» Instructions for the task
Copy the data that follows, character for character, minus the pictures.

» The records
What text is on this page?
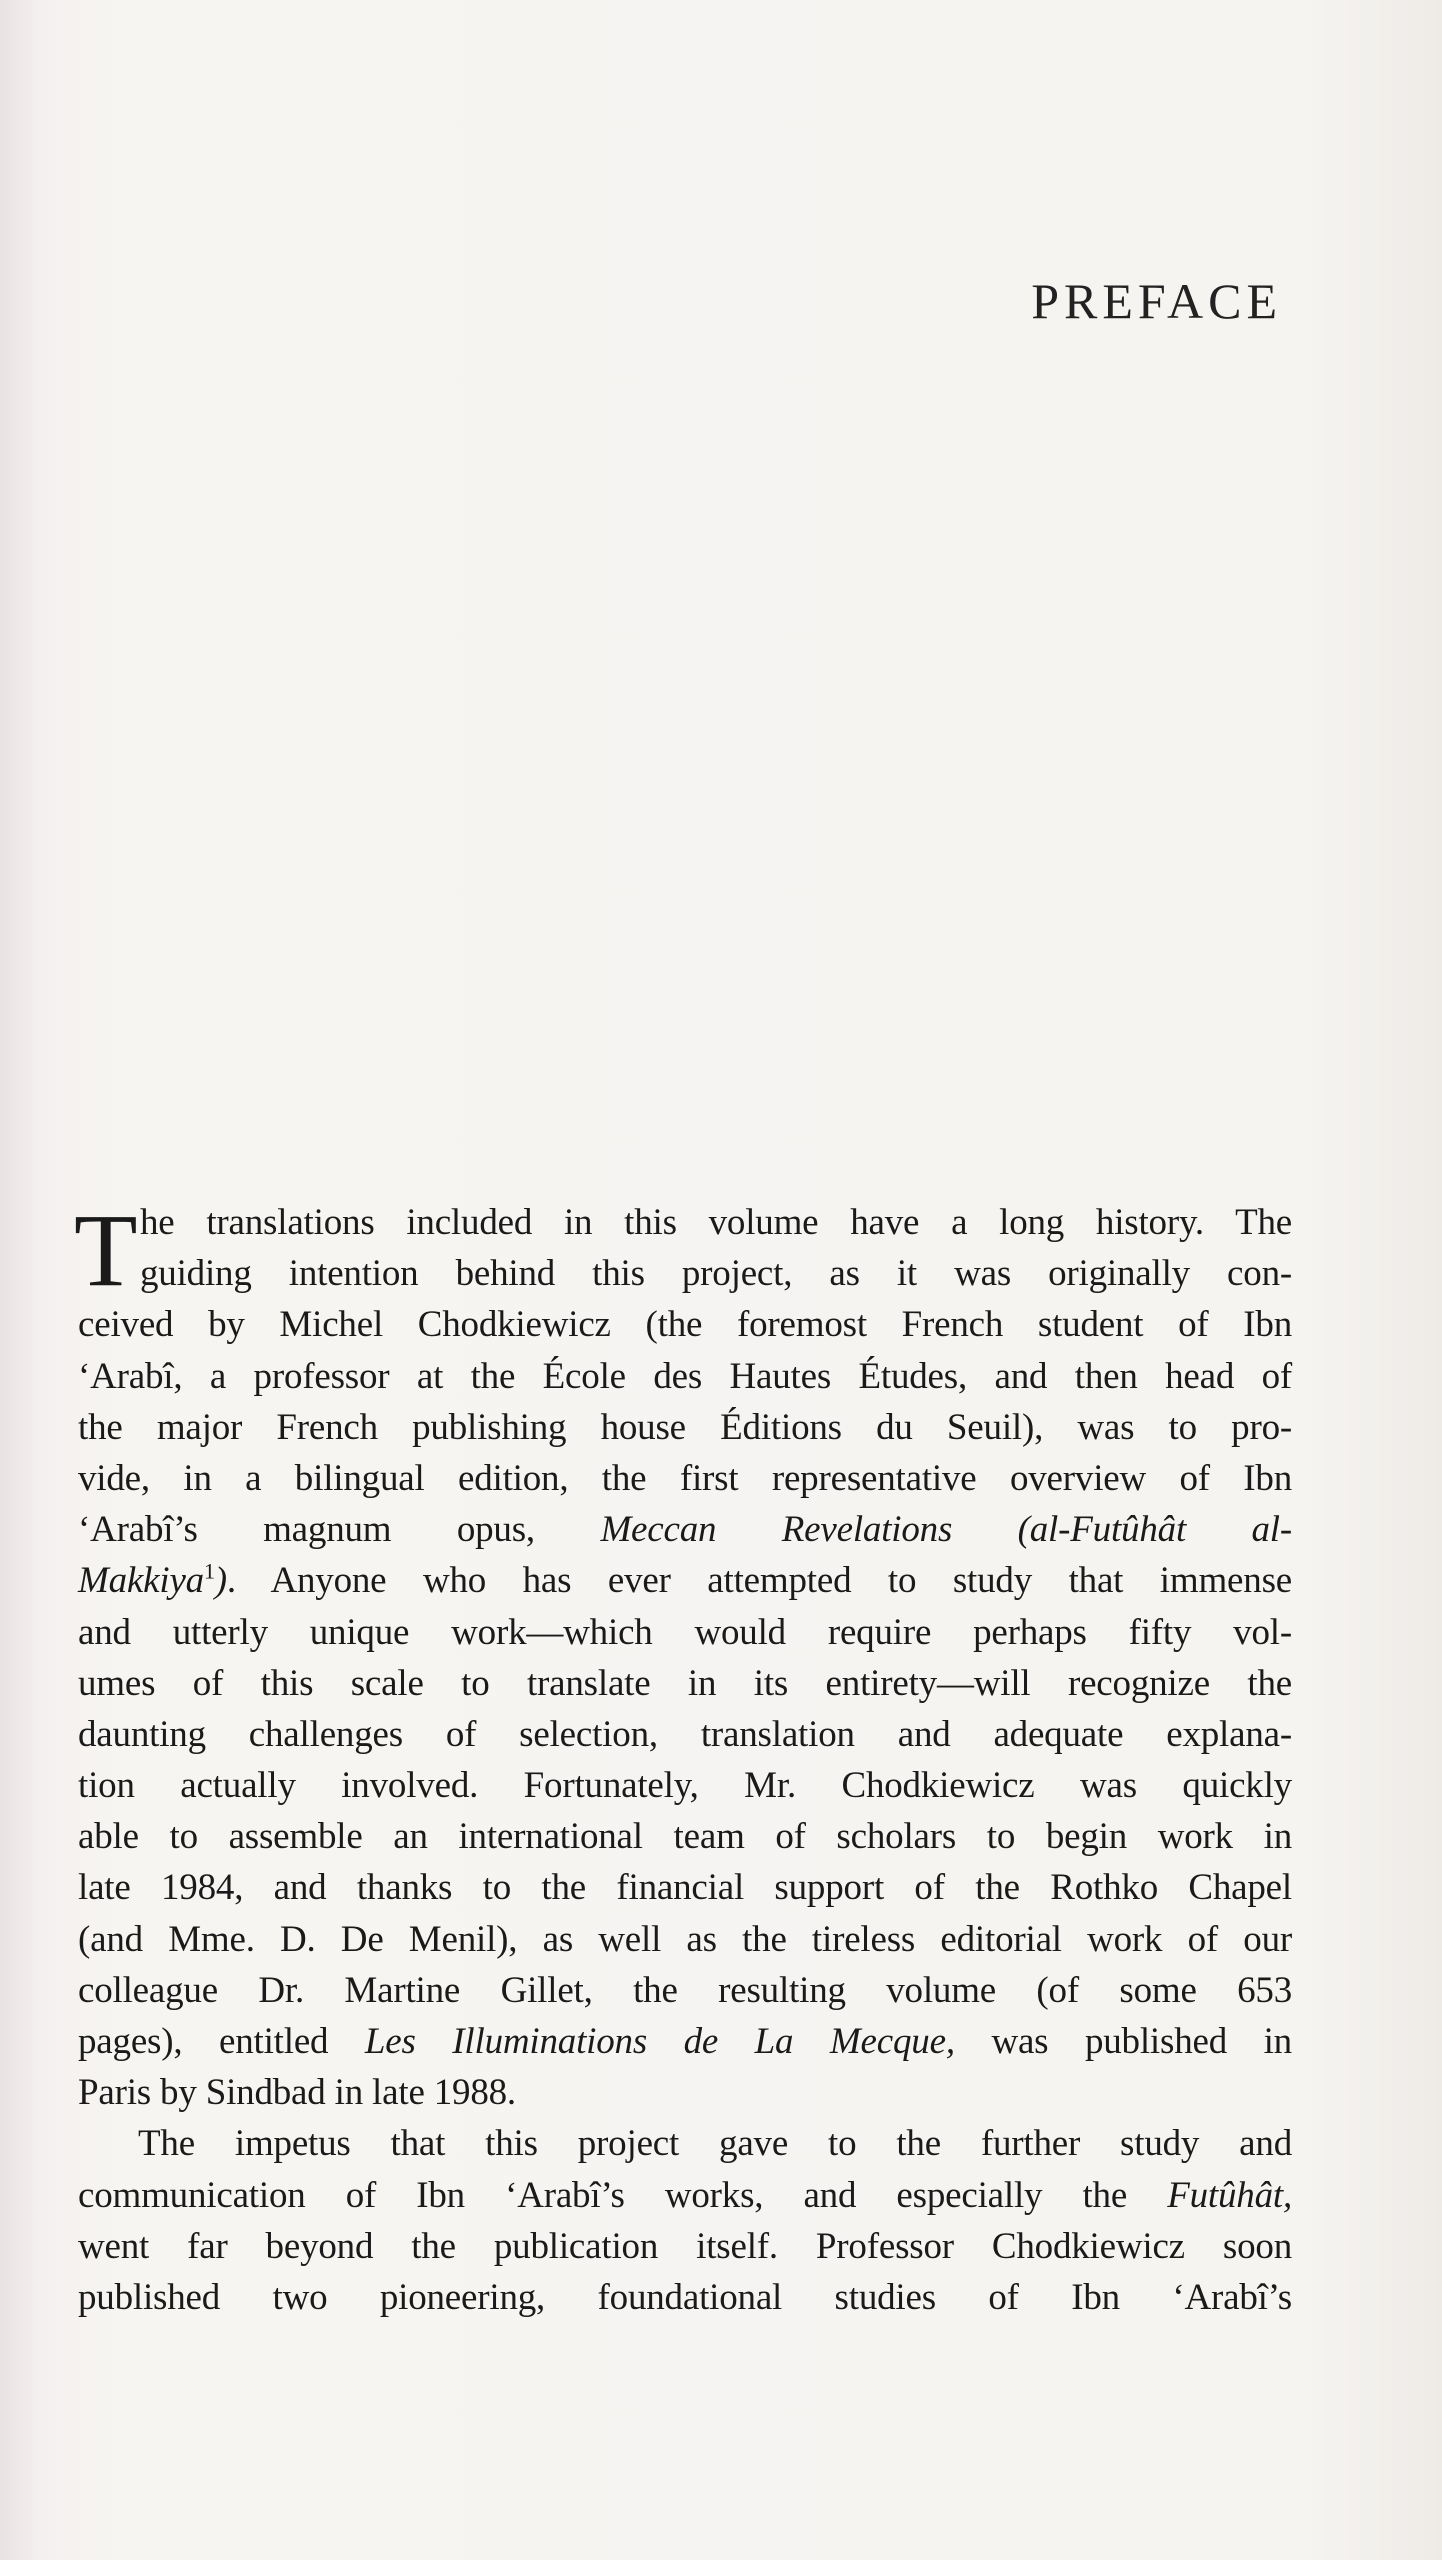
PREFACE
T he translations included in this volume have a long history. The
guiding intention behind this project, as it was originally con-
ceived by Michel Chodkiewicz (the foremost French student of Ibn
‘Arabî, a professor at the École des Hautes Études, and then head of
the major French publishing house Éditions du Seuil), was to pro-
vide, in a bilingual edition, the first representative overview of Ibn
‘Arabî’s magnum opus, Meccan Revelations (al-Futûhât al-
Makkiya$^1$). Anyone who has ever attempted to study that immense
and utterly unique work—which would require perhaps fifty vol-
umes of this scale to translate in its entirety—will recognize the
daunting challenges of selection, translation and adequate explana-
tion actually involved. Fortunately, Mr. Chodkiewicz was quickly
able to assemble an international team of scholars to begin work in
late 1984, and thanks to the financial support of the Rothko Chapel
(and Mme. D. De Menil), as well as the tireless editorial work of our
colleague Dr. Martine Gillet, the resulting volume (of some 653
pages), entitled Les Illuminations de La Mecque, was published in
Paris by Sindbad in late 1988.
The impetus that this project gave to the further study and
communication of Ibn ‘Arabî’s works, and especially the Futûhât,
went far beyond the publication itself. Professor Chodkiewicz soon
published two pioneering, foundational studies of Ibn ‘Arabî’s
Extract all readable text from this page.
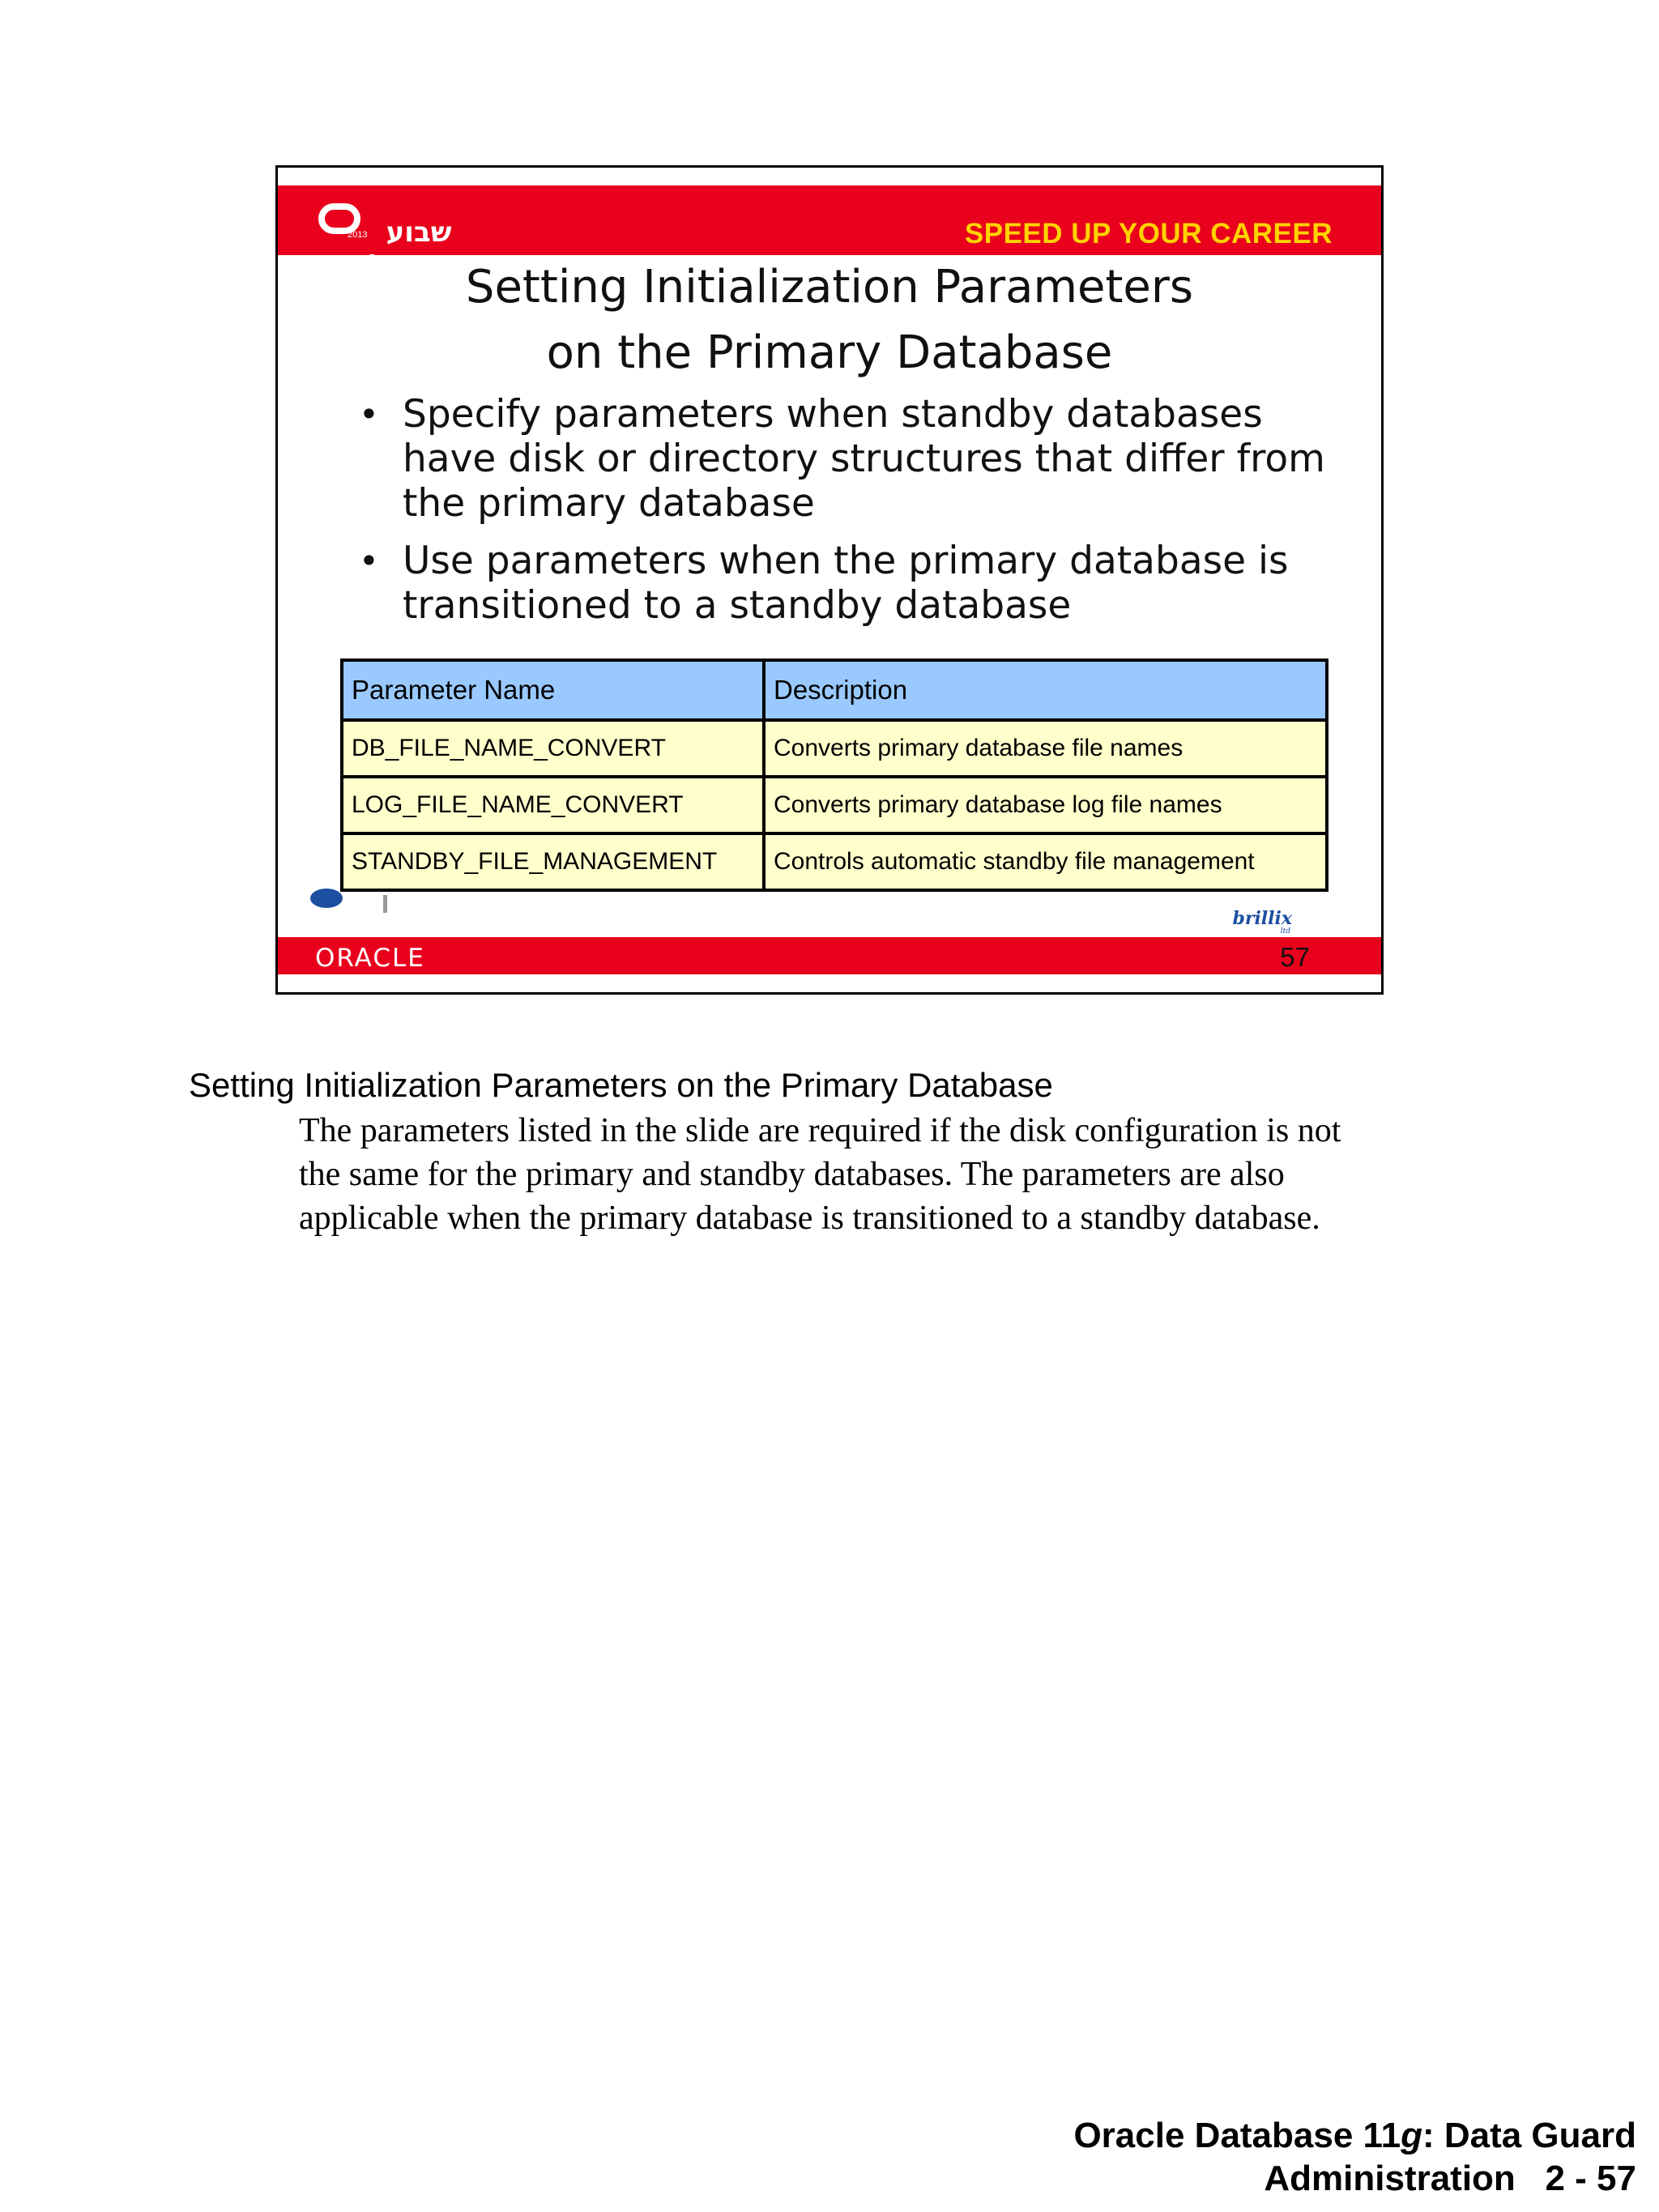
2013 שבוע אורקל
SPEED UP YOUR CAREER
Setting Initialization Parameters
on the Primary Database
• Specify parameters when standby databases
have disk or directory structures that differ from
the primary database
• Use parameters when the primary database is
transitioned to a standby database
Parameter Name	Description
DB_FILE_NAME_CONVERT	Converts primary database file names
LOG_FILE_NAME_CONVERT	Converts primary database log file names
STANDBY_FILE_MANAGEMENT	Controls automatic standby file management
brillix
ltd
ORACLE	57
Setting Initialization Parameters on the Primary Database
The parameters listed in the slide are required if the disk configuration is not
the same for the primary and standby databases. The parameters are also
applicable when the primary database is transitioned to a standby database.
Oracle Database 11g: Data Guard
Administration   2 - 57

» Written solution
What text is on this page?
PREFACE
T he translations included in this volume have a long history. The
guiding intention behind this project, as it was originally con-
ceived by Michel Chodkiewicz (the foremost French student of Ibn
‘Arabî, a professor at the École des Hautes Études, and then head of
the major French publishing house Éditions du Seuil), was to pro-
vide, in a bilingual edition, the first representative overview of Ibn
‘Arabî’s magnum opus, Meccan Revelations (al-Futûhât al-
Makkiya$^1$). Anyone who has ever attempted to study that immense
and utterly unique work—which would require perhaps fifty vol-
umes of this scale to translate in its entirety—will recognize the
daunting challenges of selection, translation and adequate explana-
tion actually involved. Fortunately, Mr. Chodkiewicz was quickly
able to assemble an international team of scholars to begin work in
late 1984, and thanks to the financial support of the Rothko Chapel
(and Mme. D. De Menil), as well as the tireless editorial work of our
colleague Dr. Martine Gillet, the resulting volume (of some 653
pages), entitled Les Illuminations de La Mecque, was published in
Paris by Sindbad in late 1988.
The impetus that this project gave to the further study and
communication of Ibn ‘Arabî’s works, and especially the Futûhât,
went far beyond the publication itself. Professor Chodkiewicz soon
published two pioneering, foundational studies of Ibn ‘Arabî’s
Extract all readable text from this page.
2013 שבוע אורקל
SPEED UP YOUR CAREER
Setting Initialization Parameters
on the Primary Database
• Specify parameters when standby databases
have disk or directory structures that differ from
the primary database
• Use parameters when the primary database is
transitioned to a standby database
Parameter Name	Description
DB_FILE_NAME_CONVERT	Converts primary database file names
LOG_FILE_NAME_CONVERT	Converts primary database log file names
STANDBY_FILE_MANAGEMENT	Controls automatic standby file management
brillix
ltd
ORACLE	57
Setting Initialization Parameters on the Primary Database
The parameters listed in the slide are required if the disk configuration is not
the same for the primary and standby databases. The parameters are also
applicable when the primary database is transitioned to a standby database.
Oracle Database 11g: Data Guard
Administration   2 - 57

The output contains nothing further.